Request:
Every entry should be repeated exactly. Omit the pictures.

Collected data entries
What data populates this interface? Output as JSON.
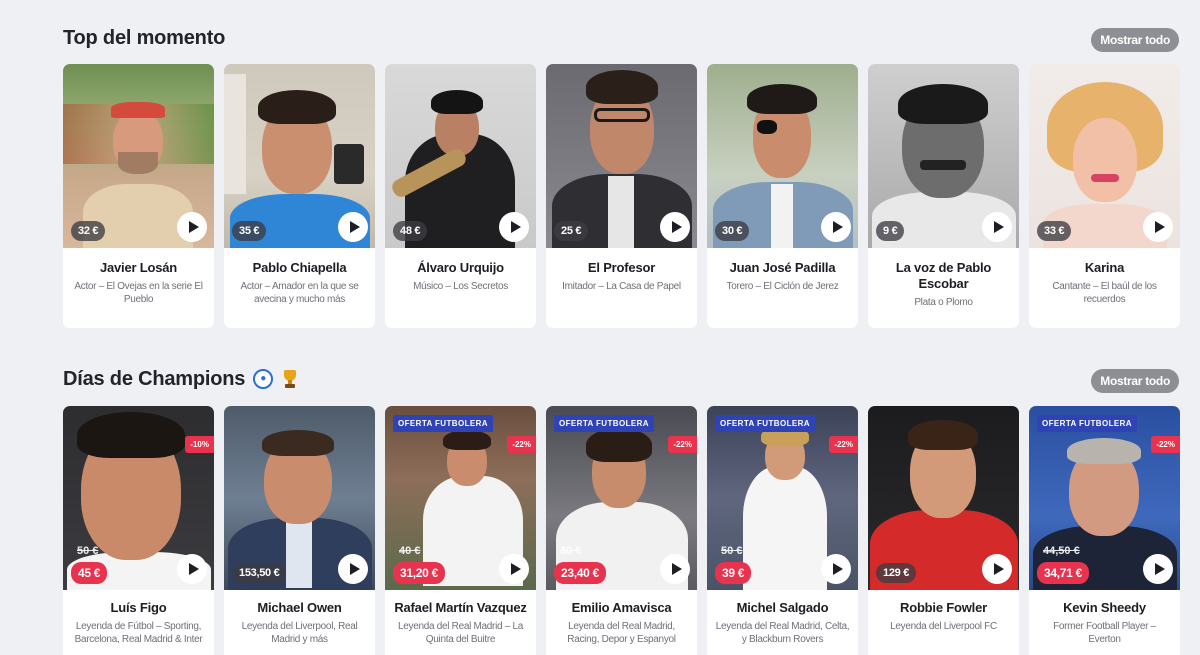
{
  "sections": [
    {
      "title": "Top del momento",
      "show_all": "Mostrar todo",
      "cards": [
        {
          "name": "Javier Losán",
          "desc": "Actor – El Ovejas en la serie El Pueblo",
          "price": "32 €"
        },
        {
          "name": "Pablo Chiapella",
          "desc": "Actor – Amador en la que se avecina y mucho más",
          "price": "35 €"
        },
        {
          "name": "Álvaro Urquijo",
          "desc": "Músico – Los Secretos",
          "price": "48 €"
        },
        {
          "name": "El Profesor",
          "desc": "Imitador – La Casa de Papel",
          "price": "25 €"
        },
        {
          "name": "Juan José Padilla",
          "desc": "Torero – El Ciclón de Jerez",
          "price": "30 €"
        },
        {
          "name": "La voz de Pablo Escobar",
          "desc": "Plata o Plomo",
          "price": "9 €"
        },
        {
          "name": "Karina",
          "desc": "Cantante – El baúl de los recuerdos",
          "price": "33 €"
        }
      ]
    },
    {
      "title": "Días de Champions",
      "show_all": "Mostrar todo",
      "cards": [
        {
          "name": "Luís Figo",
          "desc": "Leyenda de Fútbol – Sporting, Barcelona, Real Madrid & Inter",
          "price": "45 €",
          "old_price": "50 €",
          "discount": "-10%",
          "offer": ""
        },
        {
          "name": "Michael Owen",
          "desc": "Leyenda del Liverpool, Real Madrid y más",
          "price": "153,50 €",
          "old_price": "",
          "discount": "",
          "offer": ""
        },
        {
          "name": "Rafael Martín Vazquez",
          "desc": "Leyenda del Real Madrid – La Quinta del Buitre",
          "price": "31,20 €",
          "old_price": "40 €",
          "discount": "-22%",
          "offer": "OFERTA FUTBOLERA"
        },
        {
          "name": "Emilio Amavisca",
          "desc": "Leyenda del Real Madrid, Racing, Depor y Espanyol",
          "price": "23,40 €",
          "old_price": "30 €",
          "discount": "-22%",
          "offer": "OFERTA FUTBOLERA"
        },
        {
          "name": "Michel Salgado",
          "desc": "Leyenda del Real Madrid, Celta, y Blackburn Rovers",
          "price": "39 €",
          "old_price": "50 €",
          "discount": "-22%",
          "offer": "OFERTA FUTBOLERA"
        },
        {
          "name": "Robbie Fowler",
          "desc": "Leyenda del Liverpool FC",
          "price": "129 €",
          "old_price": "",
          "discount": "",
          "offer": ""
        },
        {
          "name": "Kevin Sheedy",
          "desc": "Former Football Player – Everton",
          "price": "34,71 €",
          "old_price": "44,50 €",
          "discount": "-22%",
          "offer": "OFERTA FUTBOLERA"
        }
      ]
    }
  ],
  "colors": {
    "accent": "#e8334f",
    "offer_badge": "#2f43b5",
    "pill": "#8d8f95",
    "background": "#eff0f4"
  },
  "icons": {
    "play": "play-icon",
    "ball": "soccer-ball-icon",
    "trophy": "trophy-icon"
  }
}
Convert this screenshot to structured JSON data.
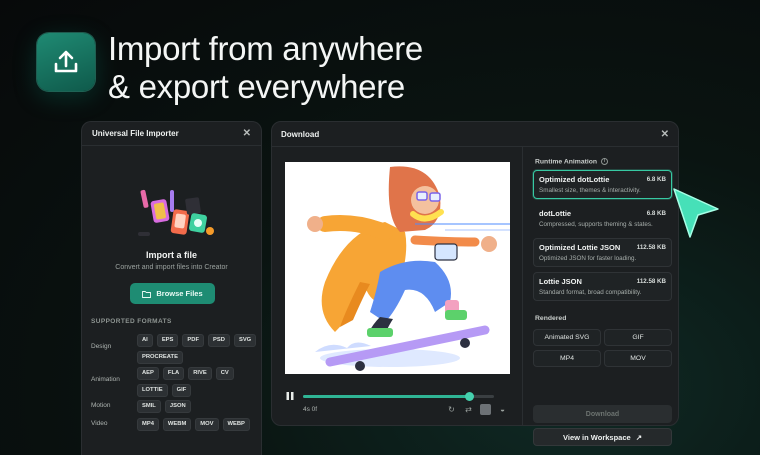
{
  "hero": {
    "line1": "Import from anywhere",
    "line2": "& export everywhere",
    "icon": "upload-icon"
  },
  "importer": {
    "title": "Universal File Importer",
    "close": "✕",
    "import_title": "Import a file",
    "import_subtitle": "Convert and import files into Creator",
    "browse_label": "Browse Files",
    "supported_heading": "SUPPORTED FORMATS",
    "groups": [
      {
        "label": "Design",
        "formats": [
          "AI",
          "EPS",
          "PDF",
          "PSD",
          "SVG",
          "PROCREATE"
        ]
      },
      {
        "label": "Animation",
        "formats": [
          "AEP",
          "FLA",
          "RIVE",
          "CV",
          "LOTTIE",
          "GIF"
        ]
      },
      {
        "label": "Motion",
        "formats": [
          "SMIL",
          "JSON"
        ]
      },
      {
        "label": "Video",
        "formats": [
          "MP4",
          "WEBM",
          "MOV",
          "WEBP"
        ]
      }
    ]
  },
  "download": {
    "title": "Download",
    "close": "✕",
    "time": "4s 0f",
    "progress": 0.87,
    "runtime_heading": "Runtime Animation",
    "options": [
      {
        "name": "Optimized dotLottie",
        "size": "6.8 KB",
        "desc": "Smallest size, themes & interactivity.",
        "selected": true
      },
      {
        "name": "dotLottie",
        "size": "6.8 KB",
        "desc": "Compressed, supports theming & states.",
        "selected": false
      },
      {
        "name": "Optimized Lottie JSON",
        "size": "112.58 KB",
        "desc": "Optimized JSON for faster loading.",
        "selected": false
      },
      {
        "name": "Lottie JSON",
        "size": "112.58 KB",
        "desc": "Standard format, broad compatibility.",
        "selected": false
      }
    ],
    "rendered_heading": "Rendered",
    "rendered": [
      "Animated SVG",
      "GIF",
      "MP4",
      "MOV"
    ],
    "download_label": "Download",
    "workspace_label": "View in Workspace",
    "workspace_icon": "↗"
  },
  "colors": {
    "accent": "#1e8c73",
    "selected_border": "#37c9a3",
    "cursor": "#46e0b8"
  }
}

Output:
What data populates this interface? Output as JSON.
{
  "sections": [
    {
      "title": "Top del momento",
      "show_all": "Mostrar todo",
      "cards": [
        {
          "name": "Javier Losán",
          "desc": "Actor – El Ovejas en la serie El Pueblo",
          "price": "32 €"
        },
        {
          "name": "Pablo Chiapella",
          "desc": "Actor – Amador en la que se avecina y mucho más",
          "price": "35 €"
        },
        {
          "name": "Álvaro Urquijo",
          "desc": "Músico – Los Secretos",
          "price": "48 €"
        },
        {
          "name": "El Profesor",
          "desc": "Imitador – La Casa de Papel",
          "price": "25 €"
        },
        {
          "name": "Juan José Padilla",
          "desc": "Torero – El Ciclón de Jerez",
          "price": "30 €"
        },
        {
          "name": "La voz de Pablo Escobar",
          "desc": "Plata o Plomo",
          "price": "9 €"
        },
        {
          "name": "Karina",
          "desc": "Cantante – El baúl de los recuerdos",
          "price": "33 €"
        }
      ]
    },
    {
      "title": "Días de Champions",
      "show_all": "Mostrar todo",
      "cards": [
        {
          "name": "Luís Figo",
          "desc": "Leyenda de Fútbol – Sporting, Barcelona, Real Madrid & Inter",
          "price": "45 €",
          "old_price": "50 €",
          "discount": "-10%",
          "offer": ""
        },
        {
          "name": "Michael Owen",
          "desc": "Leyenda del Liverpool, Real Madrid y más",
          "price": "153,50 €",
          "old_price": "",
          "discount": "",
          "offer": ""
        },
        {
          "name": "Rafael Martín Vazquez",
          "desc": "Leyenda del Real Madrid – La Quinta del Buitre",
          "price": "31,20 €",
          "old_price": "40 €",
          "discount": "-22%",
          "offer": "OFERTA FUTBOLERA"
        },
        {
          "name": "Emilio Amavisca",
          "desc": "Leyenda del Real Madrid, Racing, Depor y Espanyol",
          "price": "23,40 €",
          "old_price": "30 €",
          "discount": "-22%",
          "offer": "OFERTA FUTBOLERA"
        },
        {
          "name": "Michel Salgado",
          "desc": "Leyenda del Real Madrid, Celta, y Blackburn Rovers",
          "price": "39 €",
          "old_price": "50 €",
          "discount": "-22%",
          "offer": "OFERTA FUTBOLERA"
        },
        {
          "name": "Robbie Fowler",
          "desc": "Leyenda del Liverpool FC",
          "price": "129 €",
          "old_price": "",
          "discount": "",
          "offer": ""
        },
        {
          "name": "Kevin Sheedy",
          "desc": "Former Football Player – Everton",
          "price": "34,71 €",
          "old_price": "44,50 €",
          "discount": "-22%",
          "offer": "OFERTA FUTBOLERA"
        }
      ]
    }
  ],
  "colors": {
    "accent": "#e8334f",
    "offer_badge": "#2f43b5",
    "pill": "#8d8f95",
    "background": "#eff0f4"
  },
  "icons": {
    "play": "play-icon",
    "ball": "soccer-ball-icon",
    "trophy": "trophy-icon"
  }
}
Convert this screenshot to structured JSON data.
{
  "hero": {
    "line1": "Import from anywhere",
    "line2": "& export everywhere",
    "icon": "upload-icon"
  },
  "importer": {
    "title": "Universal File Importer",
    "close": "✕",
    "import_title": "Import a file",
    "import_subtitle": "Convert and import files into Creator",
    "browse_label": "Browse Files",
    "supported_heading": "SUPPORTED FORMATS",
    "groups": [
      {
        "label": "Design",
        "formats": [
          "AI",
          "EPS",
          "PDF",
          "PSD",
          "SVG",
          "PROCREATE"
        ]
      },
      {
        "label": "Animation",
        "formats": [
          "AEP",
          "FLA",
          "RIVE",
          "CV",
          "LOTTIE",
          "GIF"
        ]
      },
      {
        "label": "Motion",
        "formats": [
          "SMIL",
          "JSON"
        ]
      },
      {
        "label": "Video",
        "formats": [
          "MP4",
          "WEBM",
          "MOV",
          "WEBP"
        ]
      }
    ]
  },
  "download": {
    "title": "Download",
    "close": "✕",
    "time": "4s 0f",
    "progress": 0.87,
    "runtime_heading": "Runtime Animation",
    "options": [
      {
        "name": "Optimized dotLottie",
        "size": "6.8 KB",
        "desc": "Smallest size, themes & interactivity.",
        "selected": true
      },
      {
        "name": "dotLottie",
        "size": "6.8 KB",
        "desc": "Compressed, supports theming & states.",
        "selected": false
      },
      {
        "name": "Optimized Lottie JSON",
        "size": "112.58 KB",
        "desc": "Optimized JSON for faster loading.",
        "selected": false
      },
      {
        "name": "Lottie JSON",
        "size": "112.58 KB",
        "desc": "Standard format, broad compatibility.",
        "selected": false
      }
    ],
    "rendered_heading": "Rendered",
    "rendered": [
      "Animated SVG",
      "GIF",
      "MP4",
      "MOV"
    ],
    "download_label": "Download",
    "workspace_label": "View in Workspace",
    "workspace_icon": "↗"
  },
  "colors": {
    "accent": "#1e8c73",
    "selected_border": "#37c9a3",
    "cursor": "#46e0b8"
  }
}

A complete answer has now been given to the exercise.